* _WHAT THIS TASK INVOLVES_
Pull every "Aluminium" line out of the data below.

[Records]

----

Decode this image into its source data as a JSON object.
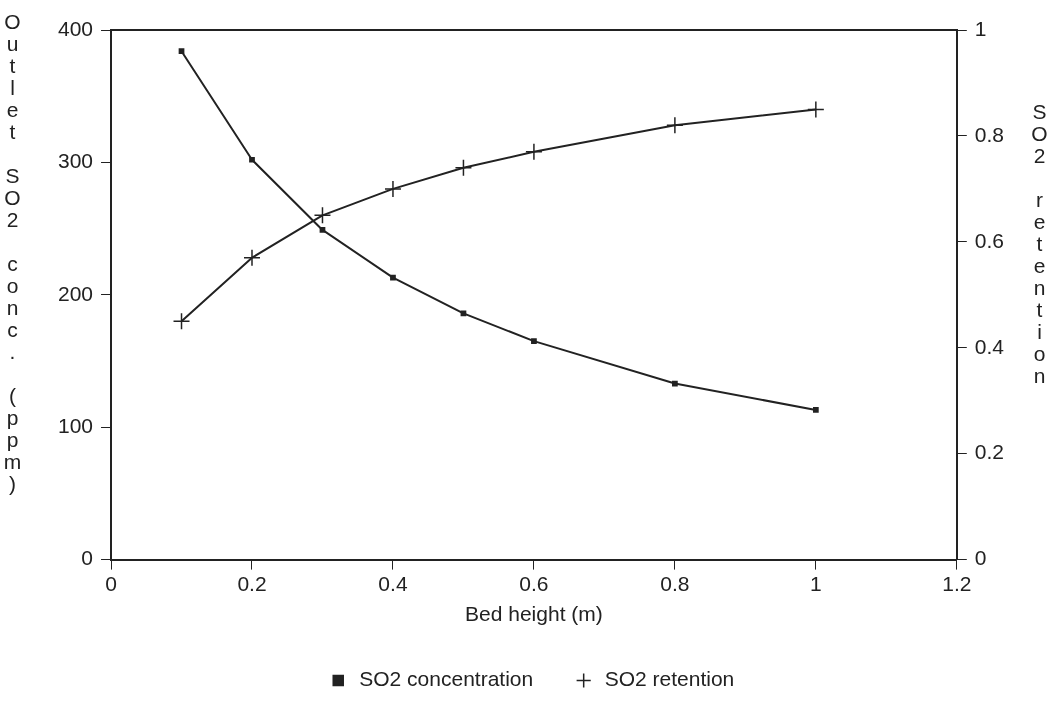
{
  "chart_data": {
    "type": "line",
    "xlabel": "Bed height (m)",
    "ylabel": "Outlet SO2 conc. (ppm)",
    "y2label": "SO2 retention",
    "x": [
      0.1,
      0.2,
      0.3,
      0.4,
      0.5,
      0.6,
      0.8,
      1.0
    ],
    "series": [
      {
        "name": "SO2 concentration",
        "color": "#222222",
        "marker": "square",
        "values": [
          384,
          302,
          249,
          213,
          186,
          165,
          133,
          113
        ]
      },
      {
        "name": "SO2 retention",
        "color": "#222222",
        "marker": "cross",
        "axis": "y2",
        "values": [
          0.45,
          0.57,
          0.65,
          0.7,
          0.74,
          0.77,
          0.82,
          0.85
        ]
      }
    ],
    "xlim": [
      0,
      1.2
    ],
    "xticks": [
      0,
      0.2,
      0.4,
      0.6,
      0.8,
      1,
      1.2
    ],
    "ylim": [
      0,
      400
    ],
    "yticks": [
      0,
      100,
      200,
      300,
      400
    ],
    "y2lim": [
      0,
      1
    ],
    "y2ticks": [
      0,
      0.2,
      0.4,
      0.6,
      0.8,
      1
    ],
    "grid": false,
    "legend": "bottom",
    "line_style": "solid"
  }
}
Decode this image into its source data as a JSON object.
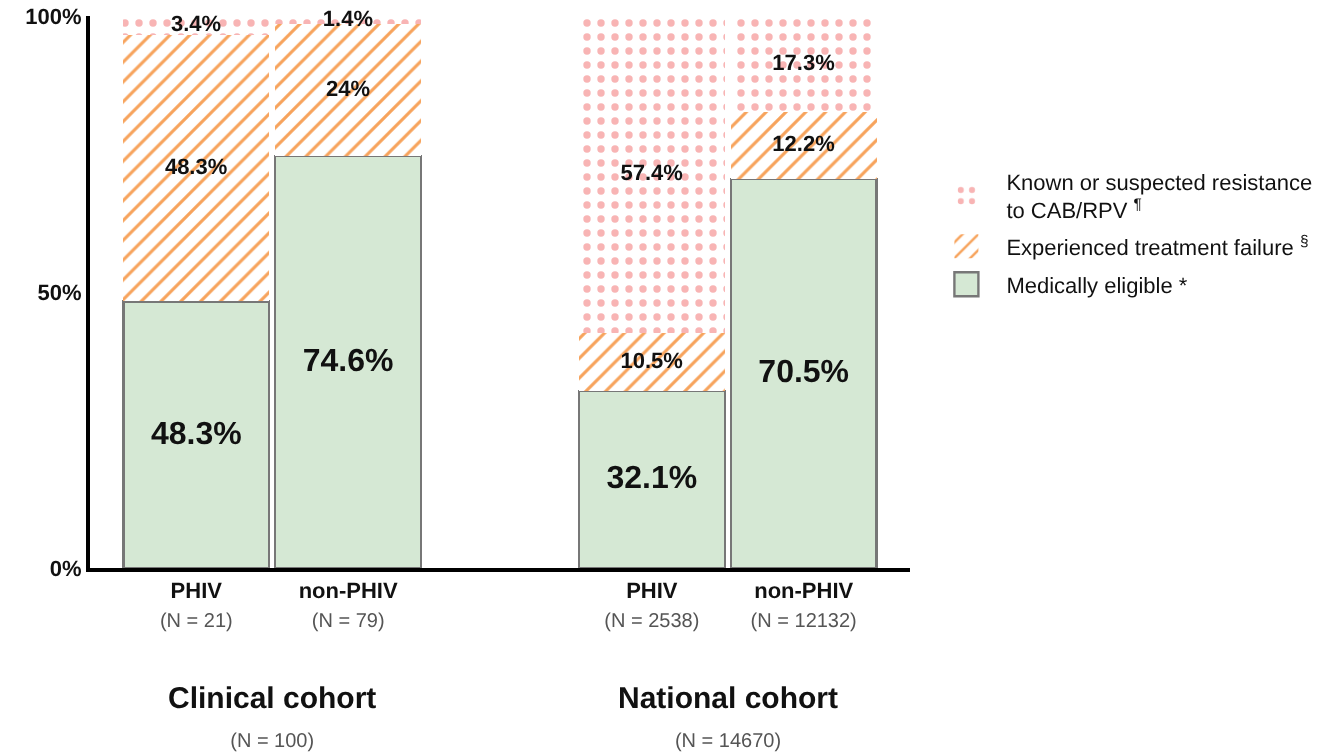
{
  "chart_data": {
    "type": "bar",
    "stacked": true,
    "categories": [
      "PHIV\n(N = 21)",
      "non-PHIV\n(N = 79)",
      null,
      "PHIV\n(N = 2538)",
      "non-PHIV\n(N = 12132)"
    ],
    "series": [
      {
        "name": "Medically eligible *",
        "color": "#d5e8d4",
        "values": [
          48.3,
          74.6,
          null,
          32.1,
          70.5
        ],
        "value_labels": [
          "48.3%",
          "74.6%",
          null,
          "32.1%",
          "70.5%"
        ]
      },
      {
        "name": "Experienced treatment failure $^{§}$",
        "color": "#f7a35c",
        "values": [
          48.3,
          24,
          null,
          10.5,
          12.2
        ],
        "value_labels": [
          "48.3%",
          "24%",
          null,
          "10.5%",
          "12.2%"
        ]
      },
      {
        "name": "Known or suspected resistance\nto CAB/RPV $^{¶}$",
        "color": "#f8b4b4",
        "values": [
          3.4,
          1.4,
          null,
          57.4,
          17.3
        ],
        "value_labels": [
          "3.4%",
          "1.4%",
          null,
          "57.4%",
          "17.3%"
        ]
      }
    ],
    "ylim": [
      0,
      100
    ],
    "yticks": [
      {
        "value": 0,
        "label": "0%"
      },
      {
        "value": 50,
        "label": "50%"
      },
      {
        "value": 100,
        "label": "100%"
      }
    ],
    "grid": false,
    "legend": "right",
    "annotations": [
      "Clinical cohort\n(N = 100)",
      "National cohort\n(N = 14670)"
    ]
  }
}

----

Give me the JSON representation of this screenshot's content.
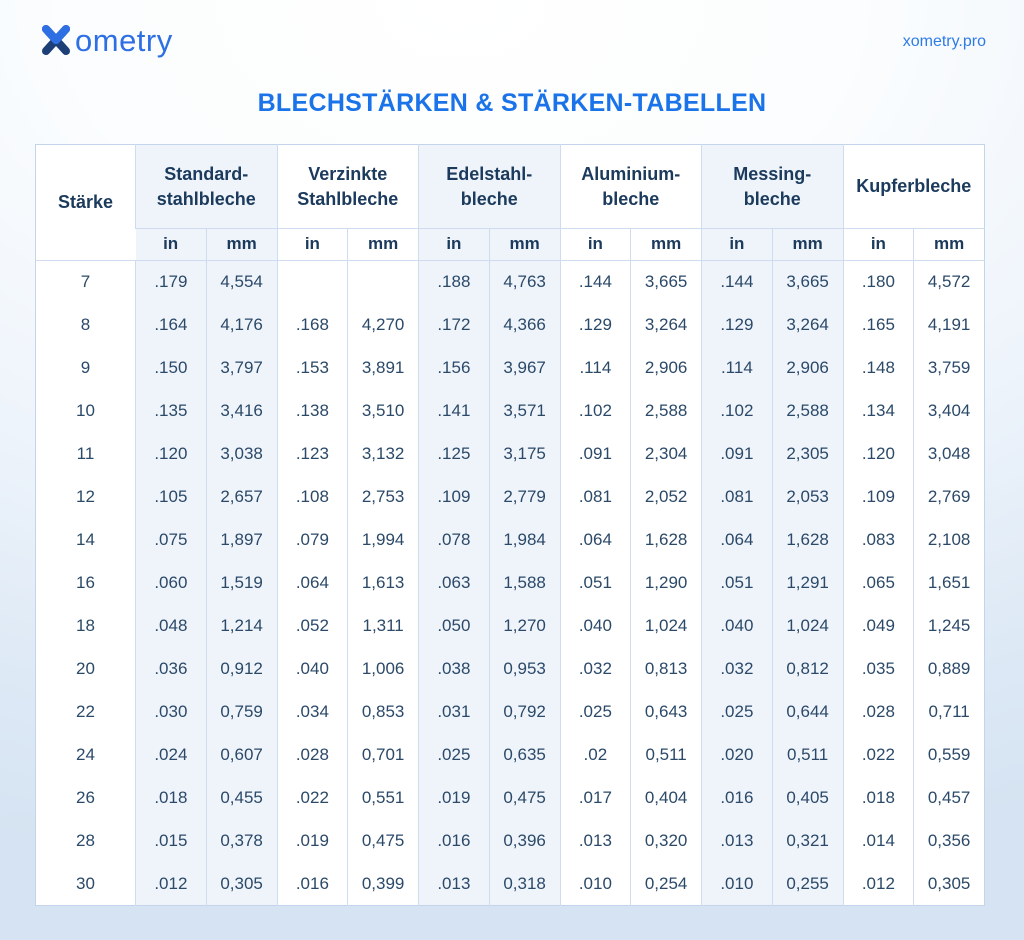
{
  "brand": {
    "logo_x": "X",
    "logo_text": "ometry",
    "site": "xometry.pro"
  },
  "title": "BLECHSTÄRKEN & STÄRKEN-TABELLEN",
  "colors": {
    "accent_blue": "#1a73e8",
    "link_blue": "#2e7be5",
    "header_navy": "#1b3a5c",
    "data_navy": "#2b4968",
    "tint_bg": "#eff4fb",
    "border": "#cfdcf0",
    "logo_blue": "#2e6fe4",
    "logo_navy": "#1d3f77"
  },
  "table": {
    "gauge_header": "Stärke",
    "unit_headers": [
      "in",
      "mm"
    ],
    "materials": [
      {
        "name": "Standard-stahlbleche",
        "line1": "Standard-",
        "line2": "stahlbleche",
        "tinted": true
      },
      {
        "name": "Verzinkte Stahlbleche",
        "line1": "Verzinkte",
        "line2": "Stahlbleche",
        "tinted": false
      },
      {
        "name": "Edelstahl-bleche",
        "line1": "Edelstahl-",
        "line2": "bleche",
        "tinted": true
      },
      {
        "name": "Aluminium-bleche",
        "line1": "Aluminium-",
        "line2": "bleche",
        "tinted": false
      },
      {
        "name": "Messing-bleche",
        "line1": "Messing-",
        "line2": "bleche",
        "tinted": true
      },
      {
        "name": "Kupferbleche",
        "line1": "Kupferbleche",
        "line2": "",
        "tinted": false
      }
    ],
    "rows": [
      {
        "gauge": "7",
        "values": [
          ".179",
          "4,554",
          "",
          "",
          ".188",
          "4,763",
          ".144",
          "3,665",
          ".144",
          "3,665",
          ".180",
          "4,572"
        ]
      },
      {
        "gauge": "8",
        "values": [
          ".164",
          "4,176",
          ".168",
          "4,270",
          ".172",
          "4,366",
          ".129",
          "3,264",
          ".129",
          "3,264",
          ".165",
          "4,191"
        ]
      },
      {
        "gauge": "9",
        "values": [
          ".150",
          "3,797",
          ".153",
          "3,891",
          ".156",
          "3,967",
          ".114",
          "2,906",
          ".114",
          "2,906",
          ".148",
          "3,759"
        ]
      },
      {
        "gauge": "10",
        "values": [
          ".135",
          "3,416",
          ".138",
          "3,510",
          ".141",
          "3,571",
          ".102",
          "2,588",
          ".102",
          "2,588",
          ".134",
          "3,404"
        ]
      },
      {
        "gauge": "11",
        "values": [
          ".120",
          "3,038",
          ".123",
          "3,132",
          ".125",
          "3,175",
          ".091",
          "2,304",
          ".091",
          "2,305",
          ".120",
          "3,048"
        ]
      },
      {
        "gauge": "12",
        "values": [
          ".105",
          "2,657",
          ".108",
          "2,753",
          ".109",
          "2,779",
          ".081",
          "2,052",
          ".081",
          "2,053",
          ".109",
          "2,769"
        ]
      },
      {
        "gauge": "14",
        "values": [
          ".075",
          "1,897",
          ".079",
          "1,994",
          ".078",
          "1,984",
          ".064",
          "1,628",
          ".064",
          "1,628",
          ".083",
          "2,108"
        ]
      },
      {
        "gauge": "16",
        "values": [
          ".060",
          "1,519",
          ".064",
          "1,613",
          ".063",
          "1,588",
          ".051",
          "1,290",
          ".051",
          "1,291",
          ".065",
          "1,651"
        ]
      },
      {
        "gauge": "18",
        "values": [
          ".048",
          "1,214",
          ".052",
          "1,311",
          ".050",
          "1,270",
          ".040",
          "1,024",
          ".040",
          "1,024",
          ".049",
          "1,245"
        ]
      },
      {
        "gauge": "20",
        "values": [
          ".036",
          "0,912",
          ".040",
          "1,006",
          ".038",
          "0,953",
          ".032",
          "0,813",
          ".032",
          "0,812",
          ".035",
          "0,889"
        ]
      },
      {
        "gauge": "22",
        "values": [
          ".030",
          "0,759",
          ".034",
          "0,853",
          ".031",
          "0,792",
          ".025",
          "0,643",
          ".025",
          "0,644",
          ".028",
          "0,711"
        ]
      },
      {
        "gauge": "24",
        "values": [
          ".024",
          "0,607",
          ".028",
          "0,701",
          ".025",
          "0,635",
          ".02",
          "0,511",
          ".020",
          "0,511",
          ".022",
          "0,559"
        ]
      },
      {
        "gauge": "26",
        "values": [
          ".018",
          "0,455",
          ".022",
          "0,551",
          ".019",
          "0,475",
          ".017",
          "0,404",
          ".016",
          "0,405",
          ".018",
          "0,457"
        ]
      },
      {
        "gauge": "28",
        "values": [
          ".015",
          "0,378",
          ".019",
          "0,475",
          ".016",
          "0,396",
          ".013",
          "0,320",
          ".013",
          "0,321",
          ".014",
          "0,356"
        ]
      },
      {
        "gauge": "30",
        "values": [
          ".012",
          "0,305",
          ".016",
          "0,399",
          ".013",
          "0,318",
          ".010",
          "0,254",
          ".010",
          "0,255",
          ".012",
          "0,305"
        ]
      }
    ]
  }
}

----

* _EXPECTED ANSWER_
        "name": "Aluminium-bleche",
        "line1": "Aluminium-",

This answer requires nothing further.